**WORK INSTRUCTIONS:** Work through the data and report how many lines include the string "dessa", giving the number alone.

**A run of records:**
-- begin --
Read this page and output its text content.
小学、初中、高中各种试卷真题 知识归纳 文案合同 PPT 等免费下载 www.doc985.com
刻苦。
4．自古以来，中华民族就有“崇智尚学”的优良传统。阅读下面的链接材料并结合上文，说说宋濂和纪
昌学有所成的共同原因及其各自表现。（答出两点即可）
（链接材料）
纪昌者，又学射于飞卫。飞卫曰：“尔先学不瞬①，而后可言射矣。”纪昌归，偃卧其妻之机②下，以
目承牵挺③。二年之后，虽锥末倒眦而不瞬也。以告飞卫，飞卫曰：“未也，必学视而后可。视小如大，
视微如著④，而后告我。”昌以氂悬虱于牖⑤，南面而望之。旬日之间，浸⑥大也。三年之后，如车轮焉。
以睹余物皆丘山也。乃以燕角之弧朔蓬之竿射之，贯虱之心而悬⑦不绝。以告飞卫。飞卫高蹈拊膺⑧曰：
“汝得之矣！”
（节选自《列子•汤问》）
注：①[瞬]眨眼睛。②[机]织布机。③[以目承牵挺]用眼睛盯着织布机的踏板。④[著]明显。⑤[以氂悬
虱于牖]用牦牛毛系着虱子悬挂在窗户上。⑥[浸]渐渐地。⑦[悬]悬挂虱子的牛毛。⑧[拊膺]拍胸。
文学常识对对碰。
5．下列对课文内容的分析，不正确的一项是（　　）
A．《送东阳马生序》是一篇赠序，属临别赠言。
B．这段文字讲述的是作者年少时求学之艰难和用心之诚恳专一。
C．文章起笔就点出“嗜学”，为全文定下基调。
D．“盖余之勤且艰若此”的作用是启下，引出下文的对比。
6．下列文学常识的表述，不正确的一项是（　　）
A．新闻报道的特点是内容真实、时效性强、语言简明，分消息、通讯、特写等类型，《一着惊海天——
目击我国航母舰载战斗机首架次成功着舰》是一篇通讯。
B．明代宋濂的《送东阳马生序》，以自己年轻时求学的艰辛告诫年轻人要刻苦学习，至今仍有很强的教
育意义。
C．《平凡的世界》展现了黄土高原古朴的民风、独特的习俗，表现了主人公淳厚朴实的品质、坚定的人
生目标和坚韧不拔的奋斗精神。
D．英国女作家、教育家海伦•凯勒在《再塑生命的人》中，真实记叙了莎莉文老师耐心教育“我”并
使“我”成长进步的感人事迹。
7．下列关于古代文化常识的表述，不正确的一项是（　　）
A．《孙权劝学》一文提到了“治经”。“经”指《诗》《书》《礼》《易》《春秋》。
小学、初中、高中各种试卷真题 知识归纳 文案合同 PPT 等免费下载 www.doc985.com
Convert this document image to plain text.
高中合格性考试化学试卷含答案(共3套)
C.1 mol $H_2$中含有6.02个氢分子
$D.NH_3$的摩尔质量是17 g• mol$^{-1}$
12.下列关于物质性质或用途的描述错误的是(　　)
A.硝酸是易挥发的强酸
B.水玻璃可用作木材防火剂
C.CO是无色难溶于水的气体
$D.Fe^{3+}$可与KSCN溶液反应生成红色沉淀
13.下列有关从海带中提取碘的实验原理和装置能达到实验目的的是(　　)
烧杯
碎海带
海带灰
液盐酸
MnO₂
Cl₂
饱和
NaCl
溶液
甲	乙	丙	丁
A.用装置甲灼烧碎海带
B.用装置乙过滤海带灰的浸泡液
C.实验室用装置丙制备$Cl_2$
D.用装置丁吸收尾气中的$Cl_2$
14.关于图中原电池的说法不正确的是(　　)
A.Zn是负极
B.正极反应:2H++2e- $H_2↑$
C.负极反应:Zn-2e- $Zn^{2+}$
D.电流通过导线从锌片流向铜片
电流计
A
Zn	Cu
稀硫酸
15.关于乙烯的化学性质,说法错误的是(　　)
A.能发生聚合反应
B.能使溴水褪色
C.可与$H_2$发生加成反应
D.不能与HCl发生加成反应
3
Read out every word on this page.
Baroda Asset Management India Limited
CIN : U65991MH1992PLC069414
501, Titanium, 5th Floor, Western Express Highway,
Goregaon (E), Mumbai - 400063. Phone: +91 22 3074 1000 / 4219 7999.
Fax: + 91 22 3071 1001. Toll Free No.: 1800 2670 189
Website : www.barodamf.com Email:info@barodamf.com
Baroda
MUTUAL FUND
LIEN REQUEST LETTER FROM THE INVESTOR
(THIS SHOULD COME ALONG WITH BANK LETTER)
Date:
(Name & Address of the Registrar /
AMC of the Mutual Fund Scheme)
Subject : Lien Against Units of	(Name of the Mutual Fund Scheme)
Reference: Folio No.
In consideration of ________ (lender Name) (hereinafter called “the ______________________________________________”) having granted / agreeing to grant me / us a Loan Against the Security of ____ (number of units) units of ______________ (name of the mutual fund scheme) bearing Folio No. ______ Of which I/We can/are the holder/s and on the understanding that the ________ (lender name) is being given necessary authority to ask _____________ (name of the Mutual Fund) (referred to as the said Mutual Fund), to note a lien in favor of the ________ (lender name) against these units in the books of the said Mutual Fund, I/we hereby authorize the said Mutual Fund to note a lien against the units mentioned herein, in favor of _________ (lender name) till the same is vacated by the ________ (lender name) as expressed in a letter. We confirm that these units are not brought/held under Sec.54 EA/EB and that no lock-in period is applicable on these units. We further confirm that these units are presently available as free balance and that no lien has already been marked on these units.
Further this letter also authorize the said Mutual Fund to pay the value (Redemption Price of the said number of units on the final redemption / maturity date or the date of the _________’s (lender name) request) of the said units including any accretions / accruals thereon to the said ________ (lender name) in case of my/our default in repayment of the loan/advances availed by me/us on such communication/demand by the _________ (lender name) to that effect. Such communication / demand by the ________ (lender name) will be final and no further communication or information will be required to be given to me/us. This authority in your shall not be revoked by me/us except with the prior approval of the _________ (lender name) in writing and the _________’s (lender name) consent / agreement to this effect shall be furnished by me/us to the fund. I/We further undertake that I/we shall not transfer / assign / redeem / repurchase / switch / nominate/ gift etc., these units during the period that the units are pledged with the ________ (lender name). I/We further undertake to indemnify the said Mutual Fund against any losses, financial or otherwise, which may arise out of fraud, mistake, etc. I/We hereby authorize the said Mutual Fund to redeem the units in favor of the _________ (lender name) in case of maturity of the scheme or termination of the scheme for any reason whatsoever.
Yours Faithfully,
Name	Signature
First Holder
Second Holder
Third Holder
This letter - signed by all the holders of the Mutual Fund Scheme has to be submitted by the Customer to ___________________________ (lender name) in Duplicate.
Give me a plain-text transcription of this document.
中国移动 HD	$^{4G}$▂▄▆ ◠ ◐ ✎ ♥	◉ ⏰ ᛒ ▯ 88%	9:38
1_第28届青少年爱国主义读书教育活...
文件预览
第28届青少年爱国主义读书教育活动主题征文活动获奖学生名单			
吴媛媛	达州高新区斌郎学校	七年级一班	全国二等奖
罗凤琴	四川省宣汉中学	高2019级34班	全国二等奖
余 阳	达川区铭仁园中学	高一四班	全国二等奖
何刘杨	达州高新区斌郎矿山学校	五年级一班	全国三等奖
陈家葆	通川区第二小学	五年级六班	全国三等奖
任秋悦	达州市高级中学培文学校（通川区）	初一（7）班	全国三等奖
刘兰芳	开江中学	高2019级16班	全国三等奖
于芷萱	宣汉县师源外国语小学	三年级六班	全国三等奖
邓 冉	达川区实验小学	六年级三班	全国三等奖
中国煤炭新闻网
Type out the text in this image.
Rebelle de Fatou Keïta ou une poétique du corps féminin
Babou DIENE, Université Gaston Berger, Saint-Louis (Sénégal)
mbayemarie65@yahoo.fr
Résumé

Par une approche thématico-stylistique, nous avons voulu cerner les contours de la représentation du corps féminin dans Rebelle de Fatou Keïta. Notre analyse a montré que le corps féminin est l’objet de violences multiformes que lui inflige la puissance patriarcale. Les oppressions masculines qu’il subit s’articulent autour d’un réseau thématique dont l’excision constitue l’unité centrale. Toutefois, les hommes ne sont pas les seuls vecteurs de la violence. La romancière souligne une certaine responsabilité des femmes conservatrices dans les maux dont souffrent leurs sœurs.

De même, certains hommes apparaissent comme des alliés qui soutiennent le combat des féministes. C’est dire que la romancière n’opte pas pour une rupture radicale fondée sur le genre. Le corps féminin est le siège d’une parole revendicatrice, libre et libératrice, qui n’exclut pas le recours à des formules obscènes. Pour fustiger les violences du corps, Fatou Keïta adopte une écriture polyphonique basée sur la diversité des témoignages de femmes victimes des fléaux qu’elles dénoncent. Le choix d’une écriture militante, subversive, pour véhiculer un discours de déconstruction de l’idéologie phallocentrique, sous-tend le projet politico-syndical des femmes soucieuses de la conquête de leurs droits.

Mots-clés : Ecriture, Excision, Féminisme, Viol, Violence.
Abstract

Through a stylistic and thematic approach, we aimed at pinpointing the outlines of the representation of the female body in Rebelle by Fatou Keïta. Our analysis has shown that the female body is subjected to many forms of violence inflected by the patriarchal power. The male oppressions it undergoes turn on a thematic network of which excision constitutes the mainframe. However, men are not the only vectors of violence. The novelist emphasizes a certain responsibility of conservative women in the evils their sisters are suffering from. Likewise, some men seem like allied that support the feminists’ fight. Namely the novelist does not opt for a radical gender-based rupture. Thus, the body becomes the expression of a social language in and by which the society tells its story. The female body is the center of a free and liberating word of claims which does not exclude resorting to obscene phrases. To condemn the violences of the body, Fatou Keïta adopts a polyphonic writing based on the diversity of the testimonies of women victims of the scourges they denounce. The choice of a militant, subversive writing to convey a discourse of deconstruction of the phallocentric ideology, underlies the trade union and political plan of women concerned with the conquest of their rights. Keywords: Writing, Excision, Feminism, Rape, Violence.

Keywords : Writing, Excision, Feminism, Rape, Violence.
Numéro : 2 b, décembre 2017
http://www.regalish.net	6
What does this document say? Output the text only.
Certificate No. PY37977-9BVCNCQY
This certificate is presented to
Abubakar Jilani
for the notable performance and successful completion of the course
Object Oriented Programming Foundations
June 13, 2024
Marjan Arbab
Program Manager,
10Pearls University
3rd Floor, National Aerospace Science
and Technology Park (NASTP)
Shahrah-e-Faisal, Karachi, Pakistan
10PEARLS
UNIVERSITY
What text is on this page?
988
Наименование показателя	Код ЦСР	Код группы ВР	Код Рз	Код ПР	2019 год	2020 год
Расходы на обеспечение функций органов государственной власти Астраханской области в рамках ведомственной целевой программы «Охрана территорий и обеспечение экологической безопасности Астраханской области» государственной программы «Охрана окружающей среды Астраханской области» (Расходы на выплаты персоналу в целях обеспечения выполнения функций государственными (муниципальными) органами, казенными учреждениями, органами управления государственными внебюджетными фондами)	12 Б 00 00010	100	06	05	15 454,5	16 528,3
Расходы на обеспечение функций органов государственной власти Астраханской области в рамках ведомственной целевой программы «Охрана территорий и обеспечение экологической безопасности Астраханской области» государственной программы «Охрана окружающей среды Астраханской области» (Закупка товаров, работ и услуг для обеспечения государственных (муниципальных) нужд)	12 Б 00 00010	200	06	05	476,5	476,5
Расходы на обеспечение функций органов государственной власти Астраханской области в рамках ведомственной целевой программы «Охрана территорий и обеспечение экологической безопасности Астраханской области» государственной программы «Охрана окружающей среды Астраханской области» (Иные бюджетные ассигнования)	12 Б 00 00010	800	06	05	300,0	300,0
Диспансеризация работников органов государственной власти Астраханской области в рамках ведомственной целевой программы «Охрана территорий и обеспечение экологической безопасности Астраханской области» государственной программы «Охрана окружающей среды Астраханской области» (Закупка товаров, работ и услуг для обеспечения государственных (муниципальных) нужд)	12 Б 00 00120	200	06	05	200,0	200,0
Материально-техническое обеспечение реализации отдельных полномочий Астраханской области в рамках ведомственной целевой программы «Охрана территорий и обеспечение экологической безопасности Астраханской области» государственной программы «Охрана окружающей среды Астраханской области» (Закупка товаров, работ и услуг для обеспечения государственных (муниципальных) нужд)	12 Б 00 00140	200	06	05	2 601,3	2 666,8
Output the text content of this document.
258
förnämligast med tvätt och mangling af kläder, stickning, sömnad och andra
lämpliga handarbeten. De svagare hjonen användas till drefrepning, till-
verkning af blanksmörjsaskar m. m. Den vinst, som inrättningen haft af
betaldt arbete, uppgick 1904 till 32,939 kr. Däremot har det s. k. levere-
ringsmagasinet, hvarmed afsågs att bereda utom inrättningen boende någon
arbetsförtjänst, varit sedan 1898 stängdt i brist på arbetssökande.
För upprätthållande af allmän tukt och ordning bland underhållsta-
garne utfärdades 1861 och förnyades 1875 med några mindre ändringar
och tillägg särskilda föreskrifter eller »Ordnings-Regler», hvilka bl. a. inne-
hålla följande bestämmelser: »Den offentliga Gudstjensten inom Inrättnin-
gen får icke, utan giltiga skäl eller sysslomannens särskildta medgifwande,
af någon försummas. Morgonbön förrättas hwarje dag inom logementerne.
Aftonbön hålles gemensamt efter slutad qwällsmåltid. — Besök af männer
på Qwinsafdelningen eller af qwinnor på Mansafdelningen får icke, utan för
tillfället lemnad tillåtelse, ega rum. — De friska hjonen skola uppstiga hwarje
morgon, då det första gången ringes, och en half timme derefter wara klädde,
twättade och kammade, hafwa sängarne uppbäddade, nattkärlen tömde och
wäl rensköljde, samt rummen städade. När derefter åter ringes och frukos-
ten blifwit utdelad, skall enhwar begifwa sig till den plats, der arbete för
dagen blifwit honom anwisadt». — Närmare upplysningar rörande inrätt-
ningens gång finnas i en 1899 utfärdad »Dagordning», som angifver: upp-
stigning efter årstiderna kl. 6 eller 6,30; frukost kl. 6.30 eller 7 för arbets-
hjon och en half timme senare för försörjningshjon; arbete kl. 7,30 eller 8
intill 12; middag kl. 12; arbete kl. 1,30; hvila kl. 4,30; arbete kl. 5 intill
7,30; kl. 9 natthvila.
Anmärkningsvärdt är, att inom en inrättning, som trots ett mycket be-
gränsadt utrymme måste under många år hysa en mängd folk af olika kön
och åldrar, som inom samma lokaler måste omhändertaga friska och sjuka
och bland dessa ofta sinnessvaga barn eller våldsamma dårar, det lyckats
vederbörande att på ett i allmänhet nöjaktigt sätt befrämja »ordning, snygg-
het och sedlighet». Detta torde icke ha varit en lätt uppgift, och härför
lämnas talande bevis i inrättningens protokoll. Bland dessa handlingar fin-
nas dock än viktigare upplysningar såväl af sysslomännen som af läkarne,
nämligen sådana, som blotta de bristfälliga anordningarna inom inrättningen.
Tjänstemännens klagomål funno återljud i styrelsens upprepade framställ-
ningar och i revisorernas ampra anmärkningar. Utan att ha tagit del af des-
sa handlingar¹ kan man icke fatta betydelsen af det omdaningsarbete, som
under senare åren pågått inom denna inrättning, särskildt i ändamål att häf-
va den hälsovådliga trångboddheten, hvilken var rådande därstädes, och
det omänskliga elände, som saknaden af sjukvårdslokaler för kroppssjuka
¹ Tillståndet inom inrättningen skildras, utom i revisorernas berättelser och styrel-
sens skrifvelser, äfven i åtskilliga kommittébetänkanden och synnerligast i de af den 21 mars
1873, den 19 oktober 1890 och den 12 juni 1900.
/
-- end --
**EXERCISE OUTPUT:** 2